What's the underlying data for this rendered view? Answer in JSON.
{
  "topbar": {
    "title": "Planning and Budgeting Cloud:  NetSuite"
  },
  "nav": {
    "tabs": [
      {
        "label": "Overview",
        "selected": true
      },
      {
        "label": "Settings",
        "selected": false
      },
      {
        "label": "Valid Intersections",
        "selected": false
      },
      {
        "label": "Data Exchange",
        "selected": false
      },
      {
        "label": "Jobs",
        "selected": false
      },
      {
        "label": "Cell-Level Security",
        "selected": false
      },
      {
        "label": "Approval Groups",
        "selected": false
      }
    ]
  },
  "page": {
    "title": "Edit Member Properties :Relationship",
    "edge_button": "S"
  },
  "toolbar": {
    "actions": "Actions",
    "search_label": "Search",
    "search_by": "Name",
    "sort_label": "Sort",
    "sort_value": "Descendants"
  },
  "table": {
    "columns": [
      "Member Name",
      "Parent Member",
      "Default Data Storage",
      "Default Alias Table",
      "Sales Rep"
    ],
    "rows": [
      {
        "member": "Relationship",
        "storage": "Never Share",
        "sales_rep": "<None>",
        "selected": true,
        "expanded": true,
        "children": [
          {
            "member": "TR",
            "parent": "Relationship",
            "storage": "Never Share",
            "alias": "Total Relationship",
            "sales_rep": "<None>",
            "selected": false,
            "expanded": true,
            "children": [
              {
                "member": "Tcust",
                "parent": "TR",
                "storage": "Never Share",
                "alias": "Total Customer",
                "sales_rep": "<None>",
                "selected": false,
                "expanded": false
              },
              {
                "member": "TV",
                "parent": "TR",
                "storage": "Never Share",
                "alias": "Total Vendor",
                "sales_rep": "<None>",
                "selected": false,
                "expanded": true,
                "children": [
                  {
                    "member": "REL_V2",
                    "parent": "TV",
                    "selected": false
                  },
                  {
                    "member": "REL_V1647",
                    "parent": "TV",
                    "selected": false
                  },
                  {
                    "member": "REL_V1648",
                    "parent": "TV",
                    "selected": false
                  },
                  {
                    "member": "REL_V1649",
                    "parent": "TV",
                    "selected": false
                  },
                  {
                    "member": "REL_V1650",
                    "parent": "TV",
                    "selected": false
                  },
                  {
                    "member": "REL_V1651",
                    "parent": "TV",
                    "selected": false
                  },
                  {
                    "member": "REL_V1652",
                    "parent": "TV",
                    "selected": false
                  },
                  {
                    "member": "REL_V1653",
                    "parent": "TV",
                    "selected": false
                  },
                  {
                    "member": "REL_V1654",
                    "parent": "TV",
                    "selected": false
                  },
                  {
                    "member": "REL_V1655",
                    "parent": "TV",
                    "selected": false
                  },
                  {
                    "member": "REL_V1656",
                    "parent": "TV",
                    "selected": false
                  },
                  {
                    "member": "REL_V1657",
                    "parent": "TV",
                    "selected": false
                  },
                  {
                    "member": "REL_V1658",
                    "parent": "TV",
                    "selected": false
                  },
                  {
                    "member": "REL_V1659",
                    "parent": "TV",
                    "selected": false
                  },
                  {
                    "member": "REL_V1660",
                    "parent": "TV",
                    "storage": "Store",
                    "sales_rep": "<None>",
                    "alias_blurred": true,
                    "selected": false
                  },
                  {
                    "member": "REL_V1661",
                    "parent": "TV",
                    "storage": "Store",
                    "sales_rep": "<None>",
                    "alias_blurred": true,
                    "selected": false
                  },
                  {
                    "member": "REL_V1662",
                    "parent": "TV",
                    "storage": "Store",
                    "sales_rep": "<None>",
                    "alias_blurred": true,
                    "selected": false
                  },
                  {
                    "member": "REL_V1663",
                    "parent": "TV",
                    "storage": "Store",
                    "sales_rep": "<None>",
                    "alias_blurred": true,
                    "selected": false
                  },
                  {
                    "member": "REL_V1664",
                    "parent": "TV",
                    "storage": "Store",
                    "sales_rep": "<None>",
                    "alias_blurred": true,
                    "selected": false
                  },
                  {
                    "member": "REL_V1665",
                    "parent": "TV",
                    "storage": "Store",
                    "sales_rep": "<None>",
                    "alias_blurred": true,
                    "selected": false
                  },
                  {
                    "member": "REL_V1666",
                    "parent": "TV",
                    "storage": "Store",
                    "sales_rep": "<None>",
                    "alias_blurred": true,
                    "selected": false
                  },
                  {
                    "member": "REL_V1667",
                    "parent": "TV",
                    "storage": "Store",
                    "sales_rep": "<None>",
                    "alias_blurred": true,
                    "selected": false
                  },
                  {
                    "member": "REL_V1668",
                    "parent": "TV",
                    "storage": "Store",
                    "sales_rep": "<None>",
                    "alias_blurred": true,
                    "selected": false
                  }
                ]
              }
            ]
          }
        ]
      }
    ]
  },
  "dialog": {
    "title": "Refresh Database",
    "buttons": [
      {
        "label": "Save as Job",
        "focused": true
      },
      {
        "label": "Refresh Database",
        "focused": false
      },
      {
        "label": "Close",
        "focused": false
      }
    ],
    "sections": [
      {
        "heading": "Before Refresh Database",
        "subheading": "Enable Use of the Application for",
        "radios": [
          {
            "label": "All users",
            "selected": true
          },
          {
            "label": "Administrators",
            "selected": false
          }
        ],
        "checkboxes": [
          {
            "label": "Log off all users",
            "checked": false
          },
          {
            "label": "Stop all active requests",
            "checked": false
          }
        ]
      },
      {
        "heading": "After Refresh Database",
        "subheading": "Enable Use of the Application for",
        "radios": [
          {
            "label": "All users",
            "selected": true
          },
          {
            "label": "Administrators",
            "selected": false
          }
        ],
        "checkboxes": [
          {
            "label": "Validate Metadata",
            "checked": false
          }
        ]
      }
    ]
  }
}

+ + + + + + +

**Required work:**
Count how many lines of the data include the word "Database". Your reply should be that number alone.

**The response:**
4